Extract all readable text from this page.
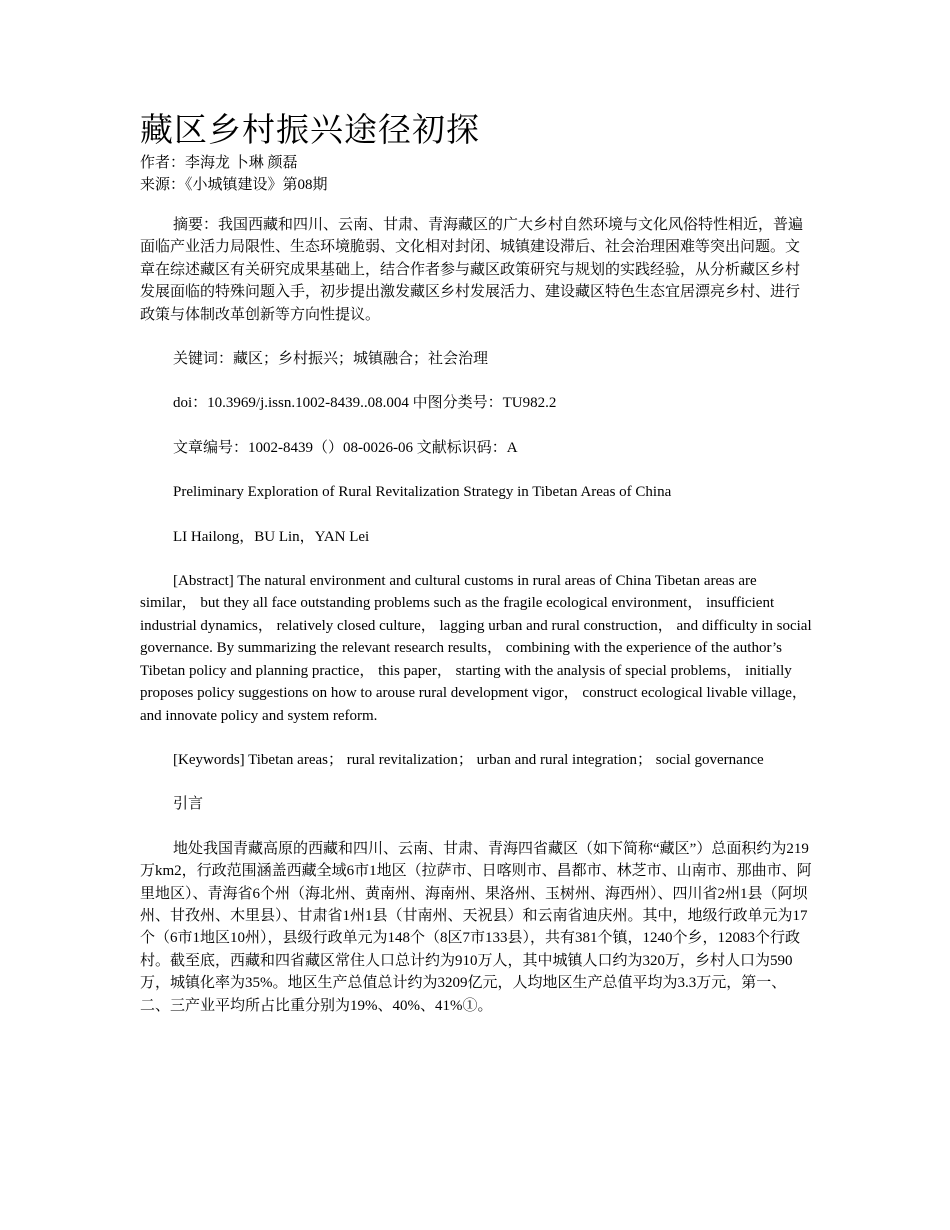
藏区乡村振兴途径初探
作者：李海龙 卜琳 颜磊
来源：《小城镇建设》第08期

摘要：我国西藏和四川、云南、甘肃、青海藏区的广大乡村自然环境与文化风俗特性相近，普遍面临产业活力局限性、生态环境脆弱、文化相对封闭、城镇建设滞后、社会治理困难等突出问题。文章在综述藏区有关研究成果基础上，结合作者参与藏区政策研究与规划的实践经验，从分析藏区乡村发展面临的特殊问题入手，初步提出激发藏区乡村发展活力、建设藏区特色生态宜居漂亮乡村、进行政策与体制改革创新等方向性提议。

关键词：藏区；乡村振兴；城镇融合；社会治理

doi：10.3969/j.issn.1002-8439..08.004 中图分类号：TU982.2

文章编号：1002-8439（）08-0026-06 文献标识码：A

Preliminary Exploration of Rural Revitalization Strategy in Tibetan Areas of China

LI Hailong，BU Lin，YAN Lei

[Abstract] The natural environment and cultural customs in rural areas of China Tibetan areas are similar， but they all face outstanding problems such as the fragile ecological environment， insufficient industrial dynamics， relatively closed culture， lagging urban and rural construction， and difficulty in social governance. By summarizing the relevant research results， combining with the experience of the author’s Tibetan policy and planning practice， this paper， starting with the analysis of special problems， initially proposes policy suggestions on how to arouse rural development vigor， construct ecological livable village， and innovate policy and system reform.

[Keywords] Tibetan areas； rural revitalization； urban and rural integration； social governance

引言

地处我国青藏高原的西藏和四川、云南、甘肃、青海四省藏区（如下简称“藏区”）总面积约为219万km2，行政范围涵盖西藏全域6市1地区（拉萨市、日喀则市、昌都市、林芝市、山南市、那曲市、阿里地区）、青海省6个州（海北州、黄南州、海南州、果洛州、玉树州、海西州）、四川省2州1县（阿坝州、甘孜州、木里县）、甘肃省1州1县（甘南州、天祝县）和云南省迪庆州。其中，地级行政单元为17个（6市1地区10州），县级行政单元为148个（8区7市133县），共有381个镇，1240个乡，12083个行政村。截至底，西藏和四省藏区常住人口总计约为910万人，其中城镇人口约为320万，乡村人口为590万，城镇化率为35%。地区生产总值总计约为3209亿元，人均地区生产总值平均为3.3万元，第一、二、三产业平均所占比重分别为19%、40%、41%①。
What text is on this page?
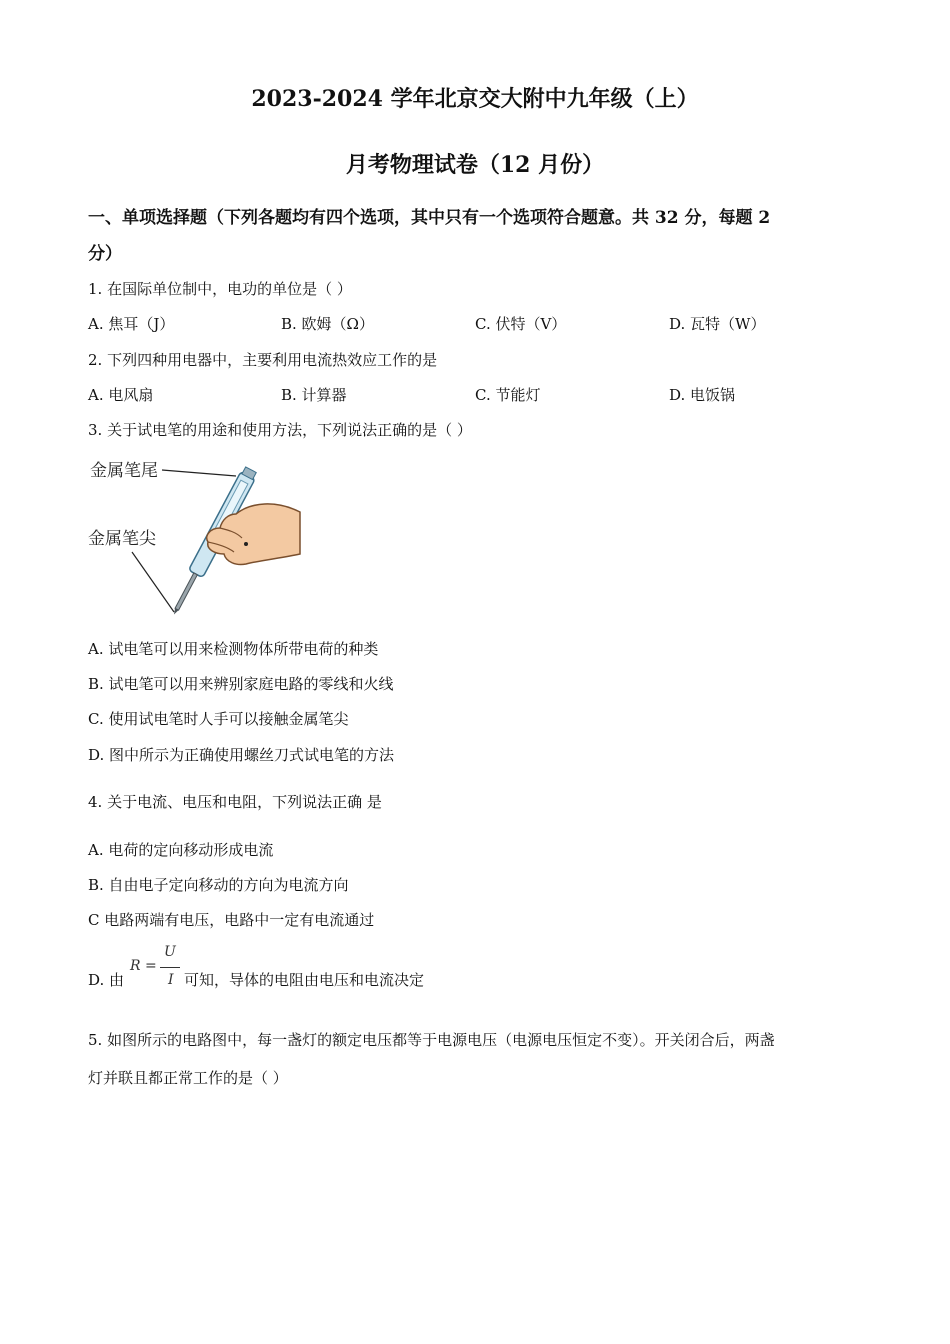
2023-2024 学年北京交大附中九年级（上）
月考物理试卷（12 月份）
一、单项选择题（下列各题均有四个选项，其中只有一个选项符合题意。共 32 分，每题 2
分）
1. 在国际单位制中，电功的单位是（ ）
A. 焦耳（J）	B. 欧姆（Ω）	C. 伏特（V）	D. 瓦特（W）
2. 下列四种用电器中，主要利用电流热效应工作的是
A. 电风扇	B. 计算器	C. 节能灯	D. 电饭锅
3. 关于试电笔的用途和使用方法，下列说法正确的是（ ）
金属笔尾
金属笔尖
A. 试电笔可以用来检测物体所带电荷的种类
B. 试电笔可以用来辨别家庭电路的零线和火线
C. 使用试电笔时人手可以接触金属笔尖
D. 图中所示为正确使用螺丝刀式试电笔的方法
4. 关于电流、电压和电阻，下列说法正确 是
A. 电荷的定向移动形成电流
B. 自由电子定向移动的方向为电流方向
C 电路两端有电压，电路中一定有电流通过
D. 由
R =
U
I 可知，导体的电阻由电压和电流决定
5. 如图所示的电路图中，每一盏灯的额定电压都等于电源电压（电源电压恒定不变）。开关闭合后，两盏
灯并联且都正常工作的是（ ）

▶ _Request_: Set down the material exactly, every line of it, except for the pictures.

▶ _Reply_:
Extract all readable text from this page.
藏区乡村振兴途径初探
作者：李海龙 卜琳 颜磊
来源：《小城镇建设》第08期

摘要：我国西藏和四川、云南、甘肃、青海藏区的广大乡村自然环境与文化风俗特性相近，普遍面临产业活力局限性、生态环境脆弱、文化相对封闭、城镇建设滞后、社会治理困难等突出问题。文章在综述藏区有关研究成果基础上，结合作者参与藏区政策研究与规划的实践经验，从分析藏区乡村发展面临的特殊问题入手，初步提出激发藏区乡村发展活力、建设藏区特色生态宜居漂亮乡村、进行政策与体制改革创新等方向性提议。

关键词：藏区；乡村振兴；城镇融合；社会治理

doi：10.3969/j.issn.1002-8439..08.004 中图分类号：TU982.2

文章编号：1002-8439（）08-0026-06 文献标识码：A

Preliminary Exploration of Rural Revitalization Strategy in Tibetan Areas of China

LI Hailong，BU Lin，YAN Lei

[Abstract] The natural environment and cultural customs in rural areas of China Tibetan areas are similar， but they all face outstanding problems such as the fragile ecological environment， insufficient industrial dynamics， relatively closed culture， lagging urban and rural construction， and difficulty in social governance. By summarizing the relevant research results， combining with the experience of the author’s Tibetan policy and planning practice， this paper， starting with the analysis of special problems， initially proposes policy suggestions on how to arouse rural development vigor， construct ecological livable village， and innovate policy and system reform.

[Keywords] Tibetan areas； rural revitalization； urban and rural integration； social governance

引言

地处我国青藏高原的西藏和四川、云南、甘肃、青海四省藏区（如下简称“藏区”）总面积约为219万km2，行政范围涵盖西藏全域6市1地区（拉萨市、日喀则市、昌都市、林芝市、山南市、那曲市、阿里地区）、青海省6个州（海北州、黄南州、海南州、果洛州、玉树州、海西州）、四川省2州1县（阿坝州、甘孜州、木里县）、甘肃省1州1县（甘南州、天祝县）和云南省迪庆州。其中，地级行政单元为17个（6市1地区10州），县级行政单元为148个（8区7市133县），共有381个镇，1240个乡，12083个行政村。截至底，西藏和四省藏区常住人口总计约为910万人，其中城镇人口约为320万，乡村人口为590万，城镇化率为35%。地区生产总值总计约为3209亿元，人均地区生产总值平均为3.3万元，第一、二、三产业平均所占比重分别为19%、40%、41%①。
What text is on this page?
2023-2024 学年北京交大附中九年级（上）
月考物理试卷（12 月份）
一、单项选择题（下列各题均有四个选项，其中只有一个选项符合题意。共 32 分，每题 2
分）
1. 在国际单位制中，电功的单位是（ ）
A. 焦耳（J）	B. 欧姆（Ω）	C. 伏特（V）	D. 瓦特（W）
2. 下列四种用电器中，主要利用电流热效应工作的是
A. 电风扇	B. 计算器	C. 节能灯	D. 电饭锅
3. 关于试电笔的用途和使用方法，下列说法正确的是（ ）
金属笔尾
金属笔尖
A. 试电笔可以用来检测物体所带电荷的种类
B. 试电笔可以用来辨别家庭电路的零线和火线
C. 使用试电笔时人手可以接触金属笔尖
D. 图中所示为正确使用螺丝刀式试电笔的方法
4. 关于电流、电压和电阻，下列说法正确 是
A. 电荷的定向移动形成电流
B. 自由电子定向移动的方向为电流方向
C 电路两端有电压，电路中一定有电流通过
D. 由
R =
U
I 可知，导体的电阻由电压和电流决定
5. 如图所示的电路图中，每一盏灯的额定电压都等于电源电压（电源电压恒定不变）。开关闭合后，两盏
灯并联且都正常工作的是（ ）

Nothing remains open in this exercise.